WHAT IS REQUIRED: Repeat the entire listing exactly.

* Start RAW RECORDS *

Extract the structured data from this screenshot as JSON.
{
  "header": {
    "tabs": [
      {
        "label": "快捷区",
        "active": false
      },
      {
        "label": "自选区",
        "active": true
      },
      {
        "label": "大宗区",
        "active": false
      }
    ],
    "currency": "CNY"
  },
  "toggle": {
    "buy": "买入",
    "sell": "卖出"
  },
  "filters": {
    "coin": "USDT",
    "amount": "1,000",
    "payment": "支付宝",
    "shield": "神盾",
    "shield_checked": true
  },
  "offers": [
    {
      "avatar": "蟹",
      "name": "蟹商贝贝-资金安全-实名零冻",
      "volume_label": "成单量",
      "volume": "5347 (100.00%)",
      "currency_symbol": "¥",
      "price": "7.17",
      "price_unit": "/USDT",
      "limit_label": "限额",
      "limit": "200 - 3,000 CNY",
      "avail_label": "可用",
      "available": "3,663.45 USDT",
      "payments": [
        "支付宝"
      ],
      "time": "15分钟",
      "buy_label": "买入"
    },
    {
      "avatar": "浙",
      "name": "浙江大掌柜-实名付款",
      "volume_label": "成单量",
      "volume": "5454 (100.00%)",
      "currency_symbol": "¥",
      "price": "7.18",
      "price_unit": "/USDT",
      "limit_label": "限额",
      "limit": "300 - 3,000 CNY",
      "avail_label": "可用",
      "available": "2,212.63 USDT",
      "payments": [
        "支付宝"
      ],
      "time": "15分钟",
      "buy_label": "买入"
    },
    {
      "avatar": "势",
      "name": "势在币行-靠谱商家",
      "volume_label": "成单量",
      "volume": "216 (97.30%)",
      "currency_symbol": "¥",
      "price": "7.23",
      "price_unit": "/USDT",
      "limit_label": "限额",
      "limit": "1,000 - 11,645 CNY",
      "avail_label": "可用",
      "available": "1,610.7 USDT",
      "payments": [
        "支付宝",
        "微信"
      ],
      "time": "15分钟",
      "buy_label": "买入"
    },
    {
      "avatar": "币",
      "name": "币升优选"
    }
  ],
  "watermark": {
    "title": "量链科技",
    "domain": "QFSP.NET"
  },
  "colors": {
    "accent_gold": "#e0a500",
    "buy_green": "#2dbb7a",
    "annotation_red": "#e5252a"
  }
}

* End RAW RECORDS *

SOLUTION FOR THIS EXERCISE:
Extract the structured data from this screenshot as JSON.
{
  "header": {
    "tabs": [
      {
        "label": "快捷区",
        "active": false
      },
      {
        "label": "自选区",
        "active": true
      },
      {
        "label": "大宗区",
        "active": false
      }
    ],
    "currency": "CNY"
  },
  "toggle": {
    "buy": "买入",
    "sell": "卖出"
  },
  "filters": {
    "coin": "USDT",
    "amount": "1,000",
    "payment": "支付宝",
    "shield": "神盾",
    "shield_checked": true
  },
  "offers": [
    {
      "avatar": "蟹",
      "name": "蟹商贝贝-资金安全-实名零冻",
      "volume_label": "成单量",
      "volume": "5347 (100.00%)",
      "currency_symbol": "¥",
      "price": "7.17",
      "price_unit": "/USDT",
      "limit_label": "限额",
      "limit": "200 - 3,000 CNY",
      "avail_label": "可用",
      "available": "3,663.45 USDT",
      "payments": [
        "支付宝"
      ],
      "time": "15分钟",
      "buy_label": "买入"
    },
    {
      "avatar": "浙",
      "name": "浙江大掌柜-实名付款",
      "volume_label": "成单量",
      "volume": "5454 (100.00%)",
      "currency_symbol": "¥",
      "price": "7.18",
      "price_unit": "/USDT",
      "limit_label": "限额",
      "limit": "300 - 3,000 CNY",
      "avail_label": "可用",
      "available": "2,212.63 USDT",
      "payments": [
        "支付宝"
      ],
      "time": "15分钟",
      "buy_label": "买入"
    },
    {
      "avatar": "势",
      "name": "势在币行-靠谱商家",
      "volume_label": "成单量",
      "volume": "216 (97.30%)",
      "currency_symbol": "¥",
      "price": "7.23",
      "price_unit": "/USDT",
      "limit_label": "限额",
      "limit": "1,000 - 11,645 CNY",
      "avail_label": "可用",
      "available": "1,610.7 USDT",
      "payments": [
        "支付宝",
        "微信"
      ],
      "time": "15分钟",
      "buy_label": "买入"
    },
    {
      "avatar": "币",
      "name": "币升优选"
    }
  ],
  "watermark": {
    "title": "量链科技",
    "domain": "QFSP.NET"
  },
  "colors": {
    "accent_gold": "#e0a500",
    "buy_green": "#2dbb7a",
    "annotation_red": "#e5252a"
  }
}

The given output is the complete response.